■ **提示文章**
= = = = =

起業するためには、多くの資金準備が必要です。実際にいくら必要なのか、どうやったら調達できるのかなどの不安を抱えている人も多いでしょう。
この記事では、起業に必要な資金と調達の方法について解説します。将来起業しようと考えている人は、ぜひ参考にしてください。
起業するにはいくら資金が必要?
起業するのにどのくらいの資金が必要になるのか、具体的にかかる費用と事業形態ごとの違いを解説します。
開業に必要な費用
開業にあたって具体的に必要な費用は以下の6つです。業種や事業規模によって異なるため、自分のケースに当てはめて計算してみましょう。
①事務所や店舗の取得費
事務所や店舗を賃借する場合は、敷金や礼金、保証料、仲介料、火災保険の保険料などが必要です。
②改装、設備費
事務所や店舗として使用する場合は、内装や外装、電気、配管などの工事や、販売設備の設置工事などの費用がかかります。
③備品の購入費
パソコンなどのオフィス機器、空調機器、厨房機器(飲食店)、事務用品や消耗品などの費用がかかります。
④販売促進費、広告費
ホームページの作成費やチラシ、案内状や記念品の準備などが必要です。
⑤仕入れ費用
商品在庫や材料などを仕入れるための費用が必要です。
⑥当面の運転資金
事業が軌道に乗るまでの当面の運転資金も必要です。具体的には以下のような費用です。
西日本シティ銀行のビジネスローン
事業形態ごとに必要な費用は異なる
上記で解説した費用は事業形態によって要る、要らないに分けられます。それぞれのケースごとに必要な費用は以下のとおりです。
個人事業(フリーランス)として独立した場合
事務所や店舗が不要な場合は、上記のような開業資金は必要ありません。当面の生活資金として、3か月程度を準備しておきましょう。
個人事業主(フリーランス)として開業した場合
個人で飲食店や小売店などを開業する場合は、店舗設営に多額の資金が必要です。設備や改装費などを含め、規模によっては1,000万円以上必要になる可能性もあります。

= = = = =

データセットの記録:
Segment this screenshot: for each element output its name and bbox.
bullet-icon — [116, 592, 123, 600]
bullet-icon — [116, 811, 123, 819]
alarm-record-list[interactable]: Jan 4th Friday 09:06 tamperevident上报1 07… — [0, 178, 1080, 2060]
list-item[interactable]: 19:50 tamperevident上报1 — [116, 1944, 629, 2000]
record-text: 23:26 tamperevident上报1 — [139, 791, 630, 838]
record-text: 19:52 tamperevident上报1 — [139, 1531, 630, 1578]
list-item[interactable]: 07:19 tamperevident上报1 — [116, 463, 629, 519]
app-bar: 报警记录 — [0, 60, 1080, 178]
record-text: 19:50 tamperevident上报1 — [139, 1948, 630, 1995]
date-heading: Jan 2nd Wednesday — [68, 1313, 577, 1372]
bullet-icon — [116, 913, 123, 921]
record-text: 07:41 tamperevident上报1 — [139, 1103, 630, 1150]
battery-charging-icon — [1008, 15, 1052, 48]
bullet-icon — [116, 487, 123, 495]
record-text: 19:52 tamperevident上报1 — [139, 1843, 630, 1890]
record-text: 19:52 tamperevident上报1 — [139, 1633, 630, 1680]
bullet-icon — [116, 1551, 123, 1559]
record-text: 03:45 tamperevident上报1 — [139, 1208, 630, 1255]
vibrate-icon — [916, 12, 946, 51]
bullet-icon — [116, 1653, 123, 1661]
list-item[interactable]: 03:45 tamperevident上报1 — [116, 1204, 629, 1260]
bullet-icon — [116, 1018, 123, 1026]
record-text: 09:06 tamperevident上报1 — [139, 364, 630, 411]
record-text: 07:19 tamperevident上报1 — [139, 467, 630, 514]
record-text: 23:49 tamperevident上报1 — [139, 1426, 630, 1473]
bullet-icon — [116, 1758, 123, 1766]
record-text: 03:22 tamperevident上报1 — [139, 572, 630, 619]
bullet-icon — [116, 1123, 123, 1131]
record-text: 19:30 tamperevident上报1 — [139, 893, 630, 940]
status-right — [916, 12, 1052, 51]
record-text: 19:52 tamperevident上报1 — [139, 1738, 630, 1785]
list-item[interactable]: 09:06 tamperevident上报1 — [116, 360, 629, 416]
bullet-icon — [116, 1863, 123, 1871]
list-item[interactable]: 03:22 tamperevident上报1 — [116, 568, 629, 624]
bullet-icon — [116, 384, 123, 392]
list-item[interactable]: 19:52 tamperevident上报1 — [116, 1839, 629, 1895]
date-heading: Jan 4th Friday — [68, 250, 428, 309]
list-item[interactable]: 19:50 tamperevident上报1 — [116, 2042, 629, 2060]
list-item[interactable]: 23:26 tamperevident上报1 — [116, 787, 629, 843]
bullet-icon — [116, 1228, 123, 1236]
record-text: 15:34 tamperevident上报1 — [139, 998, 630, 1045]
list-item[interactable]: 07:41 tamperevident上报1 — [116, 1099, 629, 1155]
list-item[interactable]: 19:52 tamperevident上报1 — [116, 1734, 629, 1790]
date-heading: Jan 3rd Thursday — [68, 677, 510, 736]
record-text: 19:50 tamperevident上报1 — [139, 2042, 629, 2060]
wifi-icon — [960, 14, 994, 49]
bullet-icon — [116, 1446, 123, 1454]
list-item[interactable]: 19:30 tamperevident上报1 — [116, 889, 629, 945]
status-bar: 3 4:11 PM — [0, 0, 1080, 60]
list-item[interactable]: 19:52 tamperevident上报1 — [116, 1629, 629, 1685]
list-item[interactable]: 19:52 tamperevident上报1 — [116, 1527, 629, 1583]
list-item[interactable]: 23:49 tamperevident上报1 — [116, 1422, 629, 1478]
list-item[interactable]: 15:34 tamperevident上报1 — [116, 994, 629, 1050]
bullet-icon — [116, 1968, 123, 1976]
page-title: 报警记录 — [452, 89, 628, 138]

= = = = =

■ **取り組む課題**
- a) 起業資金の文章のうち、「起業するためには、多くの資金」から「保険の保険料などが必要です。」までの部分を、そのまま繰り返して示しなさい。
- b) 一覧の先頭から「record-text: 15:34 tamperevident上报1」を含む行までを、一字一句変えずに複製しなさい。
起業資金の文章と一覧は、それぞれ異なる出典によるものである。

■ **以下に解答**
- a)
起業するためには、多くの資金準備が必要です。実際にいくら必要なのか、どうやったら調達できるのかなどの不安を抱えている人も多いでしょう。
この記事では、起業に必要な資金と調達の方法について解説します。将来起業しようと考えている人は、ぜひ参考にしてください。
起業するにはいくら資金が必要?
起業するのにどのくらいの資金が必要になるのか、具体的にかかる費用と事業形態ごとの違いを解説します。
開業に必要な費用
開業にあたって具体的に必要な費用は以下の6つです。業種や事業規模によって異なるため、自分のケースに当てはめて計算してみましょう。
①事務所や店舗の取得費
事務所や店舗を賃借する場合は、敷金や礼金、保証料、仲介料、火災保険の保険料などが必要です。

- b)
Segment this screenshot: for each element output its name and bbox.
bullet-icon — [116, 592, 123, 600]
bullet-icon — [116, 811, 123, 819]
alarm-record-list[interactable]: Jan 4th Friday 09:06 tamperevident上报1 07… — [0, 178, 1080, 2060]
list-item[interactable]: 19:50 tamperevident上报1 — [116, 1944, 629, 2000]
record-text: 23:26 tamperevident上报1 — [139, 791, 630, 838]
record-text: 19:52 tamperevident上报1 — [139, 1531, 630, 1578]
list-item[interactable]: 07:19 tamperevident上报1 — [116, 463, 629, 519]
app-bar: 报警记录 — [0, 60, 1080, 178]
record-text: 19:50 tamperevident上报1 — [139, 1948, 630, 1995]
date-heading: Jan 2nd Wednesday — [68, 1313, 577, 1372]
bullet-icon — [116, 913, 123, 921]
record-text: 07:41 tamperevident上报1 — [139, 1103, 630, 1150]
battery-charging-icon — [1008, 15, 1052, 48]
bullet-icon — [116, 487, 123, 495]
record-text: 19:52 tamperevident上报1 — [139, 1843, 630, 1890]
record-text: 19:52 tamperevident上报1 — [139, 1633, 630, 1680]
bullet-icon — [116, 1551, 123, 1559]
record-text: 03:45 tamperevident上报1 — [139, 1208, 630, 1255]
vibrate-icon — [916, 12, 946, 51]
bullet-icon — [116, 1653, 123, 1661]
list-item[interactable]: 03:45 tamperevident上报1 — [116, 1204, 629, 1260]
bullet-icon — [116, 1018, 123, 1026]
record-text: 09:06 tamperevident上报1 — [139, 364, 630, 411]
record-text: 07:19 tamperevident上报1 — [139, 467, 630, 514]
record-text: 23:49 tamperevident上报1 — [139, 1426, 630, 1473]
bullet-icon — [116, 1758, 123, 1766]
record-text: 03:22 tamperevident上报1 — [139, 572, 630, 619]
bullet-icon — [116, 1123, 123, 1131]
record-text: 19:30 tamperevident上报1 — [139, 893, 630, 940]
status-right — [916, 12, 1052, 51]
record-text: 19:52 tamperevident上报1 — [139, 1738, 630, 1785]
list-item[interactable]: 09:06 tamperevident上报1 — [116, 360, 629, 416]
bullet-icon — [116, 1863, 123, 1871]
list-item[interactable]: 03:22 tamperevident上报1 — [116, 568, 629, 624]
bullet-icon — [116, 384, 123, 392]
list-item[interactable]: 19:52 tamperevident上报1 — [116, 1839, 629, 1895]
date-heading: Jan 4th Friday — [68, 250, 428, 309]
list-item[interactable]: 19:50 tamperevident上报1 — [116, 2042, 629, 2060]
list-item[interactable]: 23:26 tamperevident上报1 — [116, 787, 629, 843]
bullet-icon — [116, 1228, 123, 1236]
record-text: 15:34 tamperevident上报1 — [139, 998, 630, 1045]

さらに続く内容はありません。